(Entries taken from a collection)
* * *
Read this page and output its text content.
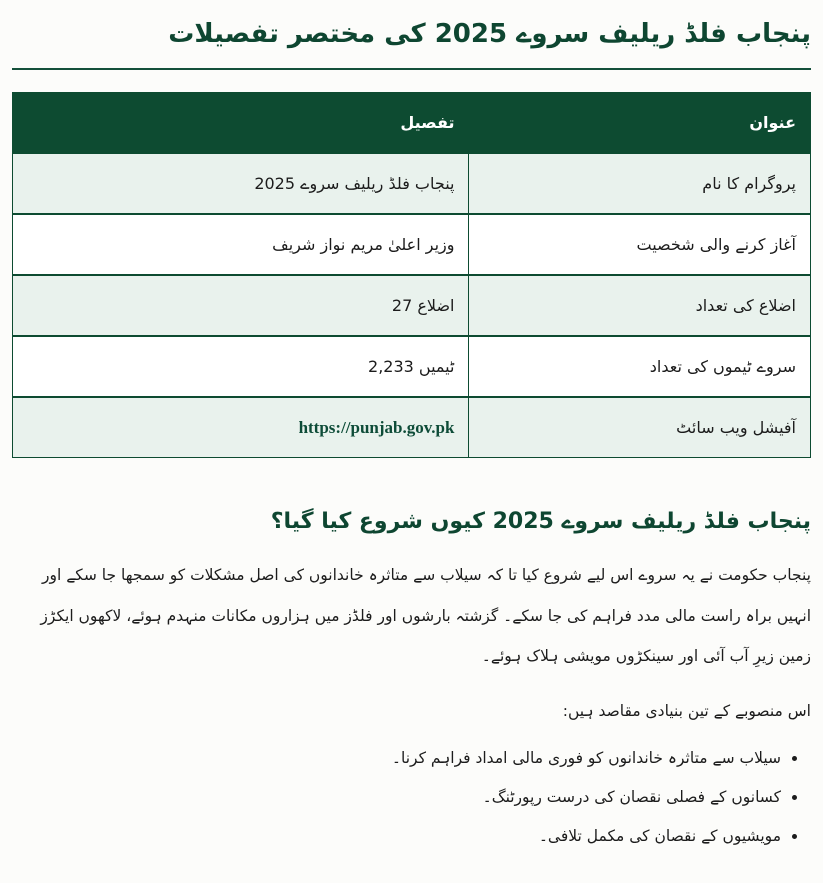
پنجاب فلڈ ریلیف سروے 2025 کی مختصر تفصیلات
عنوان	تفصیل
پروگرام کا نام	پنجاب فلڈ ریلیف سروے 2025
آغاز کرنے والی شخصیت	وزیر اعلیٰ مریم نواز شریف
اضلاع کی تعداد	27 اضلاع
سروے ٹیموں کی تعداد	2,233 ٹیمیں
آفیشل ویب سائٹ	https://punjab.gov.pk
پنجاب فلڈ ریلیف سروے 2025 کیوں شروع کیا گیا؟

پنجاب حکومت نے یہ سروے اس لیے شروع کیا تا کہ سیلاب سے متاثرہ خاندانوں کی اصل مشکلات کو سمجھا جا سکے اور انہیں براہ راست مالی مدد فراہم کی جا سکے۔ گزشتہ بارشوں اور فلڈز میں ہزاروں مکانات منہدم ہوئے، لاکھوں ایکڑز زمین زیرِ آب آئی اور سینکڑوں مویشی ہلاک ہوئے۔

اس منصوبے کے تین بنیادی مقاصد ہیں:

• سیلاب سے متاثرہ خاندانوں کو فوری مالی امداد فراہم کرنا۔
• کسانوں کے فصلی نقصان کی درست رپورٹنگ۔
• مویشیوں کے نقصان کی مکمل تلافی۔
* * *
WHAT THIS TASK INVOLVES
Gather, from the listing above, every line carrying the word "مالی".

TASK ANSWER
پنجاب حکومت نے یہ سروے اس لیے شروع کیا تا کہ سیلاب سے متاثرہ خاندانوں کی اصل مشکلات کو سمجھا جا سکے اور انہیں براہ راست مالی مدد فراہم کی جا سکے۔ گزشتہ بارشوں اور فلڈز میں ہزاروں مکانات منہدم ہوئے، لاکھوں ایکڑز زمین زیرِ آب آئی اور سینکڑوں مویشی ہلاک ہوئے۔
• سیلاب سے متاثرہ خاندانوں کو فوری مالی امداد فراہم کرنا۔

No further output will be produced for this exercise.